Blog

Internet Dot Org

Yesterday one of my friends posted a message on Facebook saying he supports in InternetDotOrg initiative of Facebook and pointed to a post by Mark Zuckerberg. I had some free time and wrote a eloborate explanation so as to why it is not really a good solution for bringing internet to the unconnected masses. The following text is a repost of the same.


Comment #1:

Hi. First, the issue behind InternetDotOrg is not about internet. It is about control and flow of information.

Let me break it down one step at a time:
Solving last mile internet penetration as you imagine is being done at various levels currently including fibre laying for e-Governance initiatives. This report http://www.indiatelecomonline.com/telecom-penetration-in…/ says 91% of the rural India are connected by at least one mobile operator.

Comment #2:

Next is affordability: Now that is a question we all can ponder. I will take my operator Airtel 2008-09 unlimited 2G data for one month was @98rs, then it was 2GB for 98, then 1GB for 98, then it started climbing up 125, 145 and now it is 175 for 1GB of data. Who is driving the cost up? Is there more demand than supply? Why is 2G data cost rising when Airtel is rolling out 4G?

Comment #3:

I will try to answer them, but I don’t have all answers. Demand – Supply: Yes with smart phones demand has increased comparatively and that too drastically, but instead of moving the users to a higher bandwidth platform like 3G or 4G, telcos are trying to make use of the situation best by increasing prices in a congested bandwidth (is it really congested is a debate in itself :)) If properly billed urban masses can be migrated to 3G networks pretty easily, again due to crappy phones that most buy, 3G battery draining is a bottleneck for such an expansion. So everything is caught up in a muddle, and telcos have chosen the easy way out of charge more on what people use more

Comment #4:

Due to this muddling the once easily available internet has moved farther from the ‘poor and unconnected’ masses that InternetDotOrg says it wants to connect. The actual reality is everyone is connected already, only people don’t know it.

• REQUIRED TASKS:
1: In the blog post on InternetDotOrg, what percentage of rural India is said to be connected by at least one mobile operator?
2: Reproduce word for word the part of the InternetDotOrg blog post starting with "Let me break" and going on through "rolling out 4G?".
3: Write the next part of the blog post on InternetDotOrg, picking up after its final sentence.

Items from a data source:
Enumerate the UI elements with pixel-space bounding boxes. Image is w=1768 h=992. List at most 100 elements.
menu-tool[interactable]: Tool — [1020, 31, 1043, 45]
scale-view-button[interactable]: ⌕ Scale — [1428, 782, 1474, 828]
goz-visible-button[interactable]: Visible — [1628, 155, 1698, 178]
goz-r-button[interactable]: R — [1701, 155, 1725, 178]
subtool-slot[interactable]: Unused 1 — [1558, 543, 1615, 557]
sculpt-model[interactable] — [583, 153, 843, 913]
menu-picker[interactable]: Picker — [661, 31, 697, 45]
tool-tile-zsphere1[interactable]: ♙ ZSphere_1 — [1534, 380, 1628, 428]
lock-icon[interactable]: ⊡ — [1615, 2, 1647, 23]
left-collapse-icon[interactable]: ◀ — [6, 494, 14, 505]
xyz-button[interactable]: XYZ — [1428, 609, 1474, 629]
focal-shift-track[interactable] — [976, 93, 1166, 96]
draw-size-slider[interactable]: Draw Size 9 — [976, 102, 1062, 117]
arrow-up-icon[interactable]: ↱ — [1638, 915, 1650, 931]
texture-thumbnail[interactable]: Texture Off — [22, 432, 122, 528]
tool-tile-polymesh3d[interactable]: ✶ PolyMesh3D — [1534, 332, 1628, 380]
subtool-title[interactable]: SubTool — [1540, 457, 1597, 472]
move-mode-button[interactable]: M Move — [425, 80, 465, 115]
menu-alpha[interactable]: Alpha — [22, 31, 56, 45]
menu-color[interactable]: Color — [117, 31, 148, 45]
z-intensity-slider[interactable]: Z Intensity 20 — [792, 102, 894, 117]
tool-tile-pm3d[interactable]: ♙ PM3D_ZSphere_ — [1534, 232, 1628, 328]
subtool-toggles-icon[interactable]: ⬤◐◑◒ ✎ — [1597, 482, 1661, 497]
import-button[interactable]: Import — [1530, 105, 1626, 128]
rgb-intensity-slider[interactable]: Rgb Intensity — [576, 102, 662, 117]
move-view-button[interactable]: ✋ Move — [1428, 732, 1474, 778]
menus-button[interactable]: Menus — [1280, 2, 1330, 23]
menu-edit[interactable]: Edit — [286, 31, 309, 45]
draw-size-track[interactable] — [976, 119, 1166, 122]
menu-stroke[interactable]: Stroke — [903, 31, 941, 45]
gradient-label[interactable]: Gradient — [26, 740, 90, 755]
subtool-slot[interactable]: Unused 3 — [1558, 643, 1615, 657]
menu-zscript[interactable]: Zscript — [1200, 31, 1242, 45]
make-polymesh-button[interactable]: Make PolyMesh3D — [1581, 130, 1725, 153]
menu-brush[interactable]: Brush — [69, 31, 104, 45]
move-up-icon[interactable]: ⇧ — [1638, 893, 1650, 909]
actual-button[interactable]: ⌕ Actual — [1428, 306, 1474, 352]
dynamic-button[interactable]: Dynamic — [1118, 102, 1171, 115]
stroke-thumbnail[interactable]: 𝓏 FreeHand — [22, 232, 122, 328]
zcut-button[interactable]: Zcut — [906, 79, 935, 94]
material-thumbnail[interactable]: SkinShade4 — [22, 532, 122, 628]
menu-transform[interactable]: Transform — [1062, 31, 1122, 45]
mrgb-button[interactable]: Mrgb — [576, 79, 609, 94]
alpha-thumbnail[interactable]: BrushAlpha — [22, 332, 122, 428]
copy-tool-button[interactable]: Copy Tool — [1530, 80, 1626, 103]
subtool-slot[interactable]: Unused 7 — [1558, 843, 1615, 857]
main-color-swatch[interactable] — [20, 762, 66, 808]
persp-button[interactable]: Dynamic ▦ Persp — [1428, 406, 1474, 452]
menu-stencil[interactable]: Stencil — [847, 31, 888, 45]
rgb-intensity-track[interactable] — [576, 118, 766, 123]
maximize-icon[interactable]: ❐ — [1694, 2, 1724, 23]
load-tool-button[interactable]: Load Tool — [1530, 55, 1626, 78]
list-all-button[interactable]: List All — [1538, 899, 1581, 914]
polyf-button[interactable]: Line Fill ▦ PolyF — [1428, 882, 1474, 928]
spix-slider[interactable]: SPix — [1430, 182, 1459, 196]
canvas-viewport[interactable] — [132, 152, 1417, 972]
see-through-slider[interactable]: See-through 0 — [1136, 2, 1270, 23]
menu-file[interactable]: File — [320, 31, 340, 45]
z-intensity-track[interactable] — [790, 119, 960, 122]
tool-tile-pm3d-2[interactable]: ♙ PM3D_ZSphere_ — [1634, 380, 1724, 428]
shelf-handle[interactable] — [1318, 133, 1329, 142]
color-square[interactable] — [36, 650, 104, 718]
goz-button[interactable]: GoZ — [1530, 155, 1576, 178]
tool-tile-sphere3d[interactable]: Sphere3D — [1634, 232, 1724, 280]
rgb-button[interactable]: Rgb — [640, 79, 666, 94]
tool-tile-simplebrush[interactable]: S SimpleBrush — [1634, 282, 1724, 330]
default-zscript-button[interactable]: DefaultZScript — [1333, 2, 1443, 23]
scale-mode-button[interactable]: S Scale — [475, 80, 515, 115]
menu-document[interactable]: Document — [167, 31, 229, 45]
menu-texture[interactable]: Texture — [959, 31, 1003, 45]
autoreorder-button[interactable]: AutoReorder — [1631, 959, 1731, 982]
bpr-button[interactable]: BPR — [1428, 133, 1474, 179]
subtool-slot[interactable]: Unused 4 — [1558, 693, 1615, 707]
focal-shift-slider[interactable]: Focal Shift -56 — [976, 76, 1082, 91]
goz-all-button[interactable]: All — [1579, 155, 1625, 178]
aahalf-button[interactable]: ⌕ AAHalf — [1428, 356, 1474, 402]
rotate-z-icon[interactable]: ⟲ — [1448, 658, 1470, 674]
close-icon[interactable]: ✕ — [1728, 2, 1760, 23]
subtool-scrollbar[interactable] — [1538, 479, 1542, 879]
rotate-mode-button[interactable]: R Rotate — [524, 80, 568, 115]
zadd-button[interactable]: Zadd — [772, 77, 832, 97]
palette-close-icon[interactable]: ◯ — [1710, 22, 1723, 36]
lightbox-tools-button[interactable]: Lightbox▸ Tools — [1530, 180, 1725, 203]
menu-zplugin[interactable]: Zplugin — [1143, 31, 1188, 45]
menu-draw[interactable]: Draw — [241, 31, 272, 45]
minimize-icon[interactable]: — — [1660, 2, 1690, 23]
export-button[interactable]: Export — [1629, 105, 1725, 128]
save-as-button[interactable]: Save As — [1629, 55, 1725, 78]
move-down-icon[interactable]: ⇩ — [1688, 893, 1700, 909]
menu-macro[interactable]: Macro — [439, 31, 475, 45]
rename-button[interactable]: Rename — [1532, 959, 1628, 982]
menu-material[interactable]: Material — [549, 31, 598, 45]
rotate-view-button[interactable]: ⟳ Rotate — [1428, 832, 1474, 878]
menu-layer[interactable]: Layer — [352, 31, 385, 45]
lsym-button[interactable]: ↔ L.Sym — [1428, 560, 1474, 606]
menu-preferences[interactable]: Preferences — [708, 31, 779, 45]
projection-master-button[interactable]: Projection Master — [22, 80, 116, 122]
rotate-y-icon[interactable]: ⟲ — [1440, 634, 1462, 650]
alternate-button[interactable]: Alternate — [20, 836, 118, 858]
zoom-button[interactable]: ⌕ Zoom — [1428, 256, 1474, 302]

• ANSWERS BELOW:
1: 91%

2:
Let me break it down one step at a time:
Solving last mile internet penetration as you imagine is being done at various levels currently including fibre laying for e-Governance initiatives. This report http://www.indiatelecomonline.com/telecom-penetration-in…/ says 91% of the rural India are connected by at least one mobile operator.

Comment #2:

Next is affordability: Now that is a question we all can ponder. I will take my operator Airtel 2008-09 unlimited 2G data for one month was @98rs, then it was 2GB for 98, then 1GB for 98, then it started climbing up 125, 145 and now it is 175 for 1GB of data. Who is driving the cost up? Is there more demand than supply? Why is 2G data cost rising when Airtel is rolling out 4G?

3:
Comment #5:

Now let us talk about this “disadvantaged people of the society who are deprived of opportunity” and how IDotOrg is positioning itself. Disadvantage – Technologically there is none. Economically – YES. So IDotOrg says, it is going to give free access to NOT INTERNET but “..offers free access in local languages to basic internet services like …”, the key difference being internet and internet services. So anyone who partners with FB gets a path to reach the population. If you don’t partner you don’t get a customer. Simple. Personally I am not much worried about this at this point from business stand point and don’t talk Net Neutrality here. At the end of the day, it is a choice, even I might use it, because all I care about internet in my mobile is Whatsapp. Everything else I have my house Wifi.

Comment #6:

What bothers me is the things that we don’t see, while giving a selection of internet services is one way to solve the problem, there are surely many other.

  1. Use public corp like BSNL to provide cheap or free internet in rural areas.
  2. Why not repurpose barely used resources like EduSat satellite?
  3. Why not create a whitespace in the mobile spectrum and leave it free for hyper-local non-profit telcos like a Community Radio?
  4. Use other white space solutions like the ones Microsoft Proposes http://www.business-standard.com/…/govt-to-test-white…
  5. Use something like Google’s Project Loon with a more stationary setup.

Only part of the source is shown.